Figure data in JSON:
^^^^^^^^

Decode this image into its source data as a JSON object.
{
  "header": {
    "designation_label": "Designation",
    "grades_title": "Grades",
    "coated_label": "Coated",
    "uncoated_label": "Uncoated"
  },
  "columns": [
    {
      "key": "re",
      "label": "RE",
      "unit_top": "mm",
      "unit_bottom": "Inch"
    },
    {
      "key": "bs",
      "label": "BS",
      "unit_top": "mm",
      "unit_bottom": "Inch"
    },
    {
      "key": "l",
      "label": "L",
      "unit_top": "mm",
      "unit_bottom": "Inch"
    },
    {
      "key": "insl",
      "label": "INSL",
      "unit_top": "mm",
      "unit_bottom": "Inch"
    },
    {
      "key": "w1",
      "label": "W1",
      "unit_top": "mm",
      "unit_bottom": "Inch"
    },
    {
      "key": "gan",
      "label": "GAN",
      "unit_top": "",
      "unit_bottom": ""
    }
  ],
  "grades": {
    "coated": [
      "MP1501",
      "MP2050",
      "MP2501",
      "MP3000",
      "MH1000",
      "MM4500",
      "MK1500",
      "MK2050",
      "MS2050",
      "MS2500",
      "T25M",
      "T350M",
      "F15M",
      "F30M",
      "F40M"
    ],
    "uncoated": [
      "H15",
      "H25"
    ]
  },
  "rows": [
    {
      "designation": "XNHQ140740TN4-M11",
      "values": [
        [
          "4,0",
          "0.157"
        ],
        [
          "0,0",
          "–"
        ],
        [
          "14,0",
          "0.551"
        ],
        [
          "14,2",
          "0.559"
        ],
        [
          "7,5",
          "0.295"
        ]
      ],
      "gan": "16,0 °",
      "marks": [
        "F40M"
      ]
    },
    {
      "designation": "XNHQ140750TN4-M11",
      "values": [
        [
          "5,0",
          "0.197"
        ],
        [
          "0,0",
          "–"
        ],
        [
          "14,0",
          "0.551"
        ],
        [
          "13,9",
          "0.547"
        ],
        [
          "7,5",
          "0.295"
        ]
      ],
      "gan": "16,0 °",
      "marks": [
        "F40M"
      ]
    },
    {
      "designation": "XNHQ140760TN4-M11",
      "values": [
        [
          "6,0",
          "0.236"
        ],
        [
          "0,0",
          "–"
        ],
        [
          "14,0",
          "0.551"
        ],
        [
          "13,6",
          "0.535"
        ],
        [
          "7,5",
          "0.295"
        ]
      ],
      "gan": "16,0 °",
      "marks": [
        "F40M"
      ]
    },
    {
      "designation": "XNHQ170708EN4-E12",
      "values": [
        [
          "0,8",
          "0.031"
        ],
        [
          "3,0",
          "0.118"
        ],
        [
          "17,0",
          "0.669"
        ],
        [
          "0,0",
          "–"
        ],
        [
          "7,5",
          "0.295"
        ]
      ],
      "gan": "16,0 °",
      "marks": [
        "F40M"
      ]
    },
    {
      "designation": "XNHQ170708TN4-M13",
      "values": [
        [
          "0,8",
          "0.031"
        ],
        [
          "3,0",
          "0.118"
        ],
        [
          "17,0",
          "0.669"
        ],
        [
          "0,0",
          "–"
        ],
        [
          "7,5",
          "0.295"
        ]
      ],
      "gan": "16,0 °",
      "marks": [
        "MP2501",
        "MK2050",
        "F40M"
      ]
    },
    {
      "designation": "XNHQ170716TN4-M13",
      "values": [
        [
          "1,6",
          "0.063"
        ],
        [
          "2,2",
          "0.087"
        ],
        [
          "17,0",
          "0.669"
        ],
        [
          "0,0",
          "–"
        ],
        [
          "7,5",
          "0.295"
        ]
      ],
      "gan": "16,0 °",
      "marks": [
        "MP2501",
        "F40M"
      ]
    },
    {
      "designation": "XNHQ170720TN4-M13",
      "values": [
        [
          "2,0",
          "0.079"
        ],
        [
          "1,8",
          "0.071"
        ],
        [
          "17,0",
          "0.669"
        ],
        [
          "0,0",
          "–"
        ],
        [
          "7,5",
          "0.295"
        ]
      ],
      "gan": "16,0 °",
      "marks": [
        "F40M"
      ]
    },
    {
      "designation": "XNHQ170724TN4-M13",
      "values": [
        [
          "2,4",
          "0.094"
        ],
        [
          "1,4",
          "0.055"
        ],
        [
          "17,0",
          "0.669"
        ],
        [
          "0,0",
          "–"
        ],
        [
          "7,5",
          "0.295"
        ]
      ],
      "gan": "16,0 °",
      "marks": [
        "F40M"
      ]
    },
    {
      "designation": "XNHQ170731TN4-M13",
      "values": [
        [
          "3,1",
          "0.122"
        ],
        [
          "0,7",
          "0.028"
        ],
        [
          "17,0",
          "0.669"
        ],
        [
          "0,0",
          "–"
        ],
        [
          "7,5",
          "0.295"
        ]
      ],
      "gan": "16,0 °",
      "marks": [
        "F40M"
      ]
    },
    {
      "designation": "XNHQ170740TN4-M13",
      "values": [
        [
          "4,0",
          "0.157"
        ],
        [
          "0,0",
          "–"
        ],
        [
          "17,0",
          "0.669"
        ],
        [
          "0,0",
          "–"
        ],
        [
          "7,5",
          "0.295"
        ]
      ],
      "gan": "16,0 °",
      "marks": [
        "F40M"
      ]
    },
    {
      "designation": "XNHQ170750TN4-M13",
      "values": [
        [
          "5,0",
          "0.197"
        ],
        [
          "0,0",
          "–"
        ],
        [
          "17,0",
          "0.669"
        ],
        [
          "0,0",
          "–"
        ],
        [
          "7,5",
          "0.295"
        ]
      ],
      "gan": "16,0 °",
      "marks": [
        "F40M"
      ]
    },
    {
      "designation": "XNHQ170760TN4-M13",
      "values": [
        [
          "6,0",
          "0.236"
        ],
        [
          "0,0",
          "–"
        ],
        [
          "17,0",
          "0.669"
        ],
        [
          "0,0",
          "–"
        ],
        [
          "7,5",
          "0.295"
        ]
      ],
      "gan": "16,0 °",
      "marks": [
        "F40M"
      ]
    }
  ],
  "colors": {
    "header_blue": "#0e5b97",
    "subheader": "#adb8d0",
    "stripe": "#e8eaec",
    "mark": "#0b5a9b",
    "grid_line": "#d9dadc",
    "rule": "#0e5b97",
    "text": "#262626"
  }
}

^^^^^^^^

> GIVEN REQUEST
Recopy the entries above in their entirety, exactly.

> CORRECT RESULT
Decode this image into its source data as a JSON object.
{
  "header": {
    "designation_label": "Designation",
    "grades_title": "Grades",
    "coated_label": "Coated",
    "uncoated_label": "Uncoated"
  },
  "columns": [
    {
      "key": "re",
      "label": "RE",
      "unit_top": "mm",
      "unit_bottom": "Inch"
    },
    {
      "key": "bs",
      "label": "BS",
      "unit_top": "mm",
      "unit_bottom": "Inch"
    },
    {
      "key": "l",
      "label": "L",
      "unit_top": "mm",
      "unit_bottom": "Inch"
    },
    {
      "key": "insl",
      "label": "INSL",
      "unit_top": "mm",
      "unit_bottom": "Inch"
    },
    {
      "key": "w1",
      "label": "W1",
      "unit_top": "mm",
      "unit_bottom": "Inch"
    },
    {
      "key": "gan",
      "label": "GAN",
      "unit_top": "",
      "unit_bottom": ""
    }
  ],
  "grades": {
    "coated": [
      "MP1501",
      "MP2050",
      "MP2501",
      "MP3000",
      "MH1000",
      "MM4500",
      "MK1500",
      "MK2050",
      "MS2050",
      "MS2500",
      "T25M",
      "T350M",
      "F15M",
      "F30M",
      "F40M"
    ],
    "uncoated": [
      "H15",
      "H25"
    ]
  },
  "rows": [
    {
      "designation": "XNHQ140740TN4-M11",
      "values": [
        [
          "4,0",
          "0.157"
        ],
        [
          "0,0",
          "–"
        ],
        [
          "14,0",
          "0.551"
        ],
        [
          "14,2",
          "0.559"
        ],
        [
          "7,5",
          "0.295"
        ]
      ],
      "gan": "16,0 °",
      "marks": [
        "F40M"
      ]
    },
    {
      "designation": "XNHQ140750TN4-M11",
      "values": [
        [
          "5,0",
          "0.197"
        ],
        [
          "0,0",
          "–"
        ],
        [
          "14,0",
          "0.551"
        ],
        [
          "13,9",
          "0.547"
        ],
        [
          "7,5",
          "0.295"
        ]
      ],
      "gan": "16,0 °",
      "marks": [
        "F40M"
      ]
    },
    {
      "designation": "XNHQ140760TN4-M11",
      "values": [
        [
          "6,0",
          "0.236"
        ],
        [
          "0,0",
          "–"
        ],
        [
          "14,0",
          "0.551"
        ],
        [
          "13,6",
          "0.535"
        ],
        [
          "7,5",
          "0.295"
        ]
      ],
      "gan": "16,0 °",
      "marks": [
        "F40M"
      ]
    },
    {
      "designation": "XNHQ170708EN4-E12",
      "values": [
        [
          "0,8",
          "0.031"
        ],
        [
          "3,0",
          "0.118"
        ],
        [
          "17,0",
          "0.669"
        ],
        [
          "0,0",
          "–"
        ],
        [
          "7,5",
          "0.295"
        ]
      ],
      "gan": "16,0 °",
      "marks": [
        "F40M"
      ]
    },
    {
      "designation": "XNHQ170708TN4-M13",
      "values": [
        [
          "0,8",
          "0.031"
        ],
        [
          "3,0",
          "0.118"
        ],
        [
          "17,0",
          "0.669"
        ],
        [
          "0,0",
          "–"
        ],
        [
          "7,5",
          "0.295"
        ]
      ],
      "gan": "16,0 °",
      "marks": [
        "MP2501",
        "MK2050",
        "F40M"
      ]
    },
    {
      "designation": "XNHQ170716TN4-M13",
      "values": [
        [
          "1,6",
          "0.063"
        ],
        [
          "2,2",
          "0.087"
        ],
        [
          "17,0",
          "0.669"
        ],
        [
          "0,0",
          "–"
        ],
        [
          "7,5",
          "0.295"
        ]
      ],
      "gan": "16,0 °",
      "marks": [
        "MP2501",
        "F40M"
      ]
    },
    {
      "designation": "XNHQ170720TN4-M13",
      "values": [
        [
          "2,0",
          "0.079"
        ],
        [
          "1,8",
          "0.071"
        ],
        [
          "17,0",
          "0.669"
        ],
        [
          "0,0",
          "–"
        ],
        [
          "7,5",
          "0.295"
        ]
      ],
      "gan": "16,0 °",
      "marks": [
        "F40M"
      ]
    },
    {
      "designation": "XNHQ170724TN4-M13",
      "values": [
        [
          "2,4",
          "0.094"
        ],
        [
          "1,4",
          "0.055"
        ],
        [
          "17,0",
          "0.669"
        ],
        [
          "0,0",
          "–"
        ],
        [
          "7,5",
          "0.295"
        ]
      ],
      "gan": "16,0 °",
      "marks": [
        "F40M"
      ]
    },
    {
      "designation": "XNHQ170731TN4-M13",
      "values": [
        [
          "3,1",
          "0.122"
        ],
        [
          "0,7",
          "0.028"
        ],
        [
          "17,0",
          "0.669"
        ],
        [
          "0,0",
          "–"
        ],
        [
          "7,5",
          "0.295"
        ]
      ],
      "gan": "16,0 °",
      "marks": [
        "F40M"
      ]
    },
    {
      "designation": "XNHQ170740TN4-M13",
      "values": [
        [
          "4,0",
          "0.157"
        ],
        [
          "0,0",
          "–"
        ],
        [
          "17,0",
          "0.669"
        ],
        [
          "0,0",
          "–"
        ],
        [
          "7,5",
          "0.295"
        ]
      ],
      "gan": "16,0 °",
      "marks": [
        "F40M"
      ]
    },
    {
      "designation": "XNHQ170750TN4-M13",
      "values": [
        [
          "5,0",
          "0.197"
        ],
        [
          "0,0",
          "–"
        ],
        [
          "17,0",
          "0.669"
        ],
        [
          "0,0",
          "–"
        ],
        [
          "7,5",
          "0.295"
        ]
      ],
      "gan": "16,0 °",
      "marks": [
        "F40M"
      ]
    },
    {
      "designation": "XNHQ170760TN4-M13",
      "values": [
        [
          "6,0",
          "0.236"
        ],
        [
          "0,0",
          "–"
        ],
        [
          "17,0",
          "0.669"
        ],
        [
          "0,0",
          "–"
        ],
        [
          "7,5",
          "0.295"
        ]
      ],
      "gan": "16,0 °",
      "marks": [
        "F40M"
      ]
    }
  ],
  "colors": {
    "header_blue": "#0e5b97",
    "subheader": "#adb8d0",
    "stripe": "#e8eaec",
    "mark": "#0b5a9b",
    "grid_line": "#d9dadc",
    "rule": "#0e5b97",
    "text": "#262626"
  }
}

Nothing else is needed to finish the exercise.